* BEGIN Exercise material *

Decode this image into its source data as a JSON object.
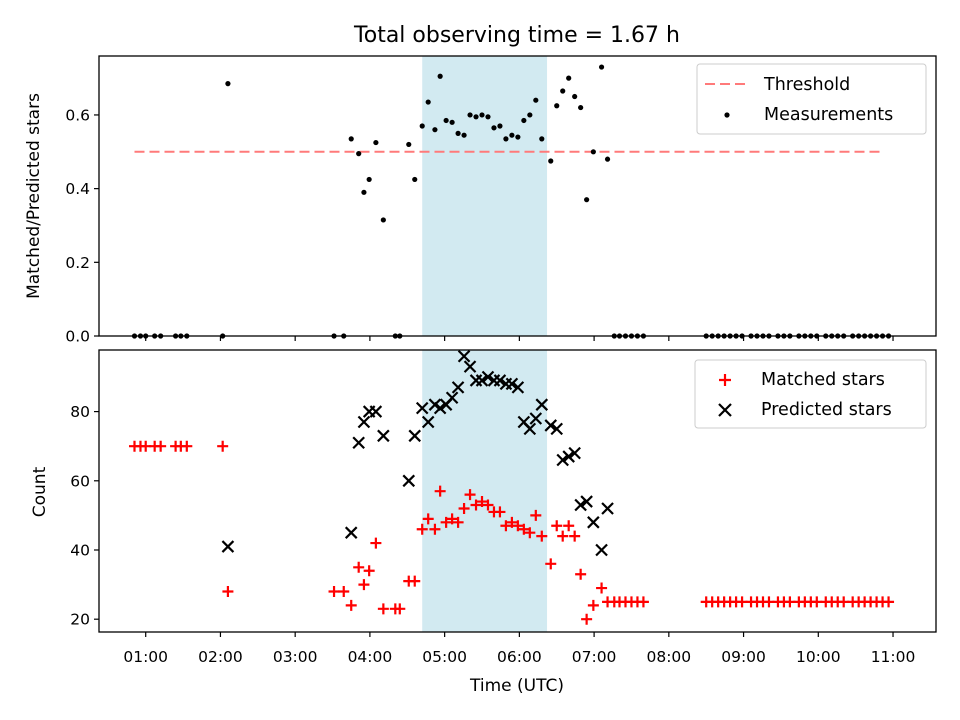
{
  "title": "Total observing time = 1.67 h",
  "colors": {
    "threshold": "#ff7a7a",
    "measurement": "#000000",
    "matched": "#ff0000",
    "predicted": "#000000",
    "observing_window": "#add8e6"
  },
  "chart_data": [
    {
      "type": "scatter",
      "panel": "top",
      "ylabel": "Matched/Predicted stars",
      "xlim": [
        0.375,
        11.575
      ],
      "ylim": [
        0,
        0.76
      ],
      "yticks": [
        0.0,
        0.2,
        0.4,
        0.6
      ],
      "ytick_labels": [
        "0.0",
        "0.2",
        "0.4",
        "0.6"
      ],
      "shaded_span": [
        4.7,
        6.37
      ],
      "threshold": {
        "name": "Threshold",
        "value": 0.5,
        "x": [
          0.85,
          10.87
        ]
      },
      "legend": {
        "position": "top-right",
        "entries": [
          "Threshold",
          "Measurements"
        ]
      },
      "series": [
        {
          "name": "Measurements",
          "points": [
            [
              0.85,
              0
            ],
            [
              0.93,
              0
            ],
            [
              1.0,
              0
            ],
            [
              1.12,
              0
            ],
            [
              1.2,
              0
            ],
            [
              1.4,
              0
            ],
            [
              1.47,
              0
            ],
            [
              1.55,
              0
            ],
            [
              2.03,
              0
            ],
            [
              2.1,
              0.685
            ],
            [
              3.52,
              0
            ],
            [
              3.65,
              0
            ],
            [
              3.75,
              0.535
            ],
            [
              3.85,
              0.495
            ],
            [
              3.92,
              0.39
            ],
            [
              3.99,
              0.425
            ],
            [
              4.08,
              0.525
            ],
            [
              4.18,
              0.315
            ],
            [
              4.34,
              0
            ],
            [
              4.4,
              0
            ],
            [
              4.52,
              0.52
            ],
            [
              4.6,
              0.425
            ],
            [
              4.7,
              0.57
            ],
            [
              4.78,
              0.635
            ],
            [
              4.87,
              0.56
            ],
            [
              4.94,
              0.705
            ],
            [
              5.02,
              0.585
            ],
            [
              5.1,
              0.58
            ],
            [
              5.18,
              0.55
            ],
            [
              5.26,
              0.545
            ],
            [
              5.34,
              0.6
            ],
            [
              5.42,
              0.595
            ],
            [
              5.5,
              0.6
            ],
            [
              5.58,
              0.595
            ],
            [
              5.66,
              0.565
            ],
            [
              5.74,
              0.57
            ],
            [
              5.82,
              0.535
            ],
            [
              5.9,
              0.545
            ],
            [
              5.98,
              0.54
            ],
            [
              6.06,
              0.585
            ],
            [
              6.14,
              0.6
            ],
            [
              6.22,
              0.64
            ],
            [
              6.3,
              0.535
            ],
            [
              6.42,
              0.475
            ],
            [
              6.5,
              0.625
            ],
            [
              6.58,
              0.665
            ],
            [
              6.66,
              0.7
            ],
            [
              6.74,
              0.65
            ],
            [
              6.82,
              0.62
            ],
            [
              6.9,
              0.37
            ],
            [
              6.99,
              0.5
            ],
            [
              7.1,
              0.73
            ],
            [
              7.18,
              0.48
            ],
            [
              7.27,
              0
            ],
            [
              7.34,
              0
            ],
            [
              7.42,
              0
            ],
            [
              7.5,
              0
            ],
            [
              7.58,
              0
            ],
            [
              7.66,
              0
            ],
            [
              8.5,
              0
            ],
            [
              8.58,
              0
            ],
            [
              8.66,
              0
            ],
            [
              8.74,
              0
            ],
            [
              8.82,
              0
            ],
            [
              8.9,
              0
            ],
            [
              8.98,
              0
            ],
            [
              9.1,
              0
            ],
            [
              9.18,
              0
            ],
            [
              9.26,
              0
            ],
            [
              9.34,
              0
            ],
            [
              9.46,
              0
            ],
            [
              9.54,
              0
            ],
            [
              9.62,
              0
            ],
            [
              9.74,
              0
            ],
            [
              9.82,
              0
            ],
            [
              9.9,
              0
            ],
            [
              9.98,
              0
            ],
            [
              10.1,
              0
            ],
            [
              10.18,
              0
            ],
            [
              10.26,
              0
            ],
            [
              10.34,
              0
            ],
            [
              10.46,
              0
            ],
            [
              10.54,
              0
            ],
            [
              10.62,
              0
            ],
            [
              10.7,
              0
            ],
            [
              10.78,
              0
            ],
            [
              10.86,
              0
            ],
            [
              10.94,
              0
            ]
          ]
        }
      ]
    },
    {
      "type": "scatter",
      "panel": "bottom",
      "ylabel": "Count",
      "xlabel": "Time (UTC)",
      "xlim": [
        0.375,
        11.575
      ],
      "ylim": [
        16.3,
        97.8
      ],
      "yticks": [
        20,
        40,
        60,
        80
      ],
      "ytick_labels": [
        "20",
        "40",
        "60",
        "80"
      ],
      "xticks": [
        1,
        2,
        3,
        4,
        5,
        6,
        7,
        8,
        9,
        10,
        11
      ],
      "xtick_labels": [
        "01:00",
        "02:00",
        "03:00",
        "04:00",
        "05:00",
        "06:00",
        "07:00",
        "08:00",
        "09:00",
        "10:00",
        "11:00"
      ],
      "shaded_span": [
        4.7,
        6.37
      ],
      "legend": {
        "position": "top-right",
        "entries": [
          "Matched stars",
          "Predicted stars"
        ]
      },
      "series": [
        {
          "name": "Matched stars",
          "marker": "+",
          "points": [
            [
              0.85,
              70
            ],
            [
              0.93,
              70
            ],
            [
              1.0,
              70
            ],
            [
              1.12,
              70
            ],
            [
              1.2,
              70
            ],
            [
              1.4,
              70
            ],
            [
              1.47,
              70
            ],
            [
              1.55,
              70
            ],
            [
              2.03,
              70
            ],
            [
              2.1,
              28
            ],
            [
              3.52,
              28
            ],
            [
              3.65,
              28
            ],
            [
              3.75,
              24
            ],
            [
              3.85,
              35
            ],
            [
              3.92,
              30
            ],
            [
              3.99,
              34
            ],
            [
              4.08,
              42
            ],
            [
              4.18,
              23
            ],
            [
              4.34,
              23
            ],
            [
              4.4,
              23
            ],
            [
              4.52,
              31
            ],
            [
              4.6,
              31
            ],
            [
              4.7,
              46
            ],
            [
              4.78,
              49
            ],
            [
              4.87,
              46
            ],
            [
              4.94,
              57
            ],
            [
              5.02,
              48
            ],
            [
              5.1,
              49
            ],
            [
              5.18,
              48
            ],
            [
              5.26,
              52
            ],
            [
              5.34,
              56
            ],
            [
              5.42,
              53
            ],
            [
              5.5,
              54
            ],
            [
              5.58,
              53
            ],
            [
              5.66,
              51
            ],
            [
              5.74,
              51
            ],
            [
              5.82,
              47
            ],
            [
              5.9,
              48
            ],
            [
              5.98,
              47
            ],
            [
              6.06,
              46
            ],
            [
              6.14,
              45
            ],
            [
              6.22,
              50
            ],
            [
              6.3,
              44
            ],
            [
              6.42,
              36
            ],
            [
              6.5,
              47
            ],
            [
              6.58,
              44
            ],
            [
              6.66,
              47
            ],
            [
              6.74,
              44
            ],
            [
              6.82,
              33
            ],
            [
              6.9,
              20
            ],
            [
              6.99,
              24
            ],
            [
              7.1,
              29
            ],
            [
              7.18,
              25
            ],
            [
              7.27,
              25
            ],
            [
              7.34,
              25
            ],
            [
              7.42,
              25
            ],
            [
              7.5,
              25
            ],
            [
              7.58,
              25
            ],
            [
              7.66,
              25
            ],
            [
              8.5,
              25
            ],
            [
              8.58,
              25
            ],
            [
              8.66,
              25
            ],
            [
              8.74,
              25
            ],
            [
              8.82,
              25
            ],
            [
              8.9,
              25
            ],
            [
              8.98,
              25
            ],
            [
              9.1,
              25
            ],
            [
              9.18,
              25
            ],
            [
              9.26,
              25
            ],
            [
              9.34,
              25
            ],
            [
              9.46,
              25
            ],
            [
              9.54,
              25
            ],
            [
              9.62,
              25
            ],
            [
              9.74,
              25
            ],
            [
              9.82,
              25
            ],
            [
              9.9,
              25
            ],
            [
              9.98,
              25
            ],
            [
              10.1,
              25
            ],
            [
              10.18,
              25
            ],
            [
              10.26,
              25
            ],
            [
              10.34,
              25
            ],
            [
              10.46,
              25
            ],
            [
              10.54,
              25
            ],
            [
              10.62,
              25
            ],
            [
              10.7,
              25
            ],
            [
              10.78,
              25
            ],
            [
              10.86,
              25
            ],
            [
              10.94,
              25
            ]
          ]
        },
        {
          "name": "Predicted stars",
          "marker": "x",
          "points": [
            [
              2.1,
              41
            ],
            [
              3.75,
              45
            ],
            [
              3.85,
              71
            ],
            [
              3.92,
              77
            ],
            [
              3.99,
              80
            ],
            [
              4.08,
              80
            ],
            [
              4.18,
              73
            ],
            [
              4.52,
              60
            ],
            [
              4.6,
              73
            ],
            [
              4.7,
              81
            ],
            [
              4.78,
              77
            ],
            [
              4.87,
              82
            ],
            [
              4.94,
              81
            ],
            [
              5.02,
              82
            ],
            [
              5.1,
              84
            ],
            [
              5.18,
              87
            ],
            [
              5.26,
              96
            ],
            [
              5.34,
              93
            ],
            [
              5.42,
              89
            ],
            [
              5.5,
              89
            ],
            [
              5.58,
              90
            ],
            [
              5.66,
              89
            ],
            [
              5.74,
              89
            ],
            [
              5.82,
              88
            ],
            [
              5.9,
              88
            ],
            [
              5.98,
              87
            ],
            [
              6.06,
              77
            ],
            [
              6.14,
              75
            ],
            [
              6.22,
              78
            ],
            [
              6.3,
              82
            ],
            [
              6.42,
              76
            ],
            [
              6.5,
              75
            ],
            [
              6.58,
              66
            ],
            [
              6.66,
              67
            ],
            [
              6.74,
              68
            ],
            [
              6.82,
              53
            ],
            [
              6.9,
              54
            ],
            [
              6.99,
              48
            ],
            [
              7.1,
              40
            ],
            [
              7.18,
              52
            ]
          ]
        }
      ]
    }
  ]
}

* END Exercise material *

- Written problem
Reply with nothing except the number of lines in the listing above that include "name".

- The answer
4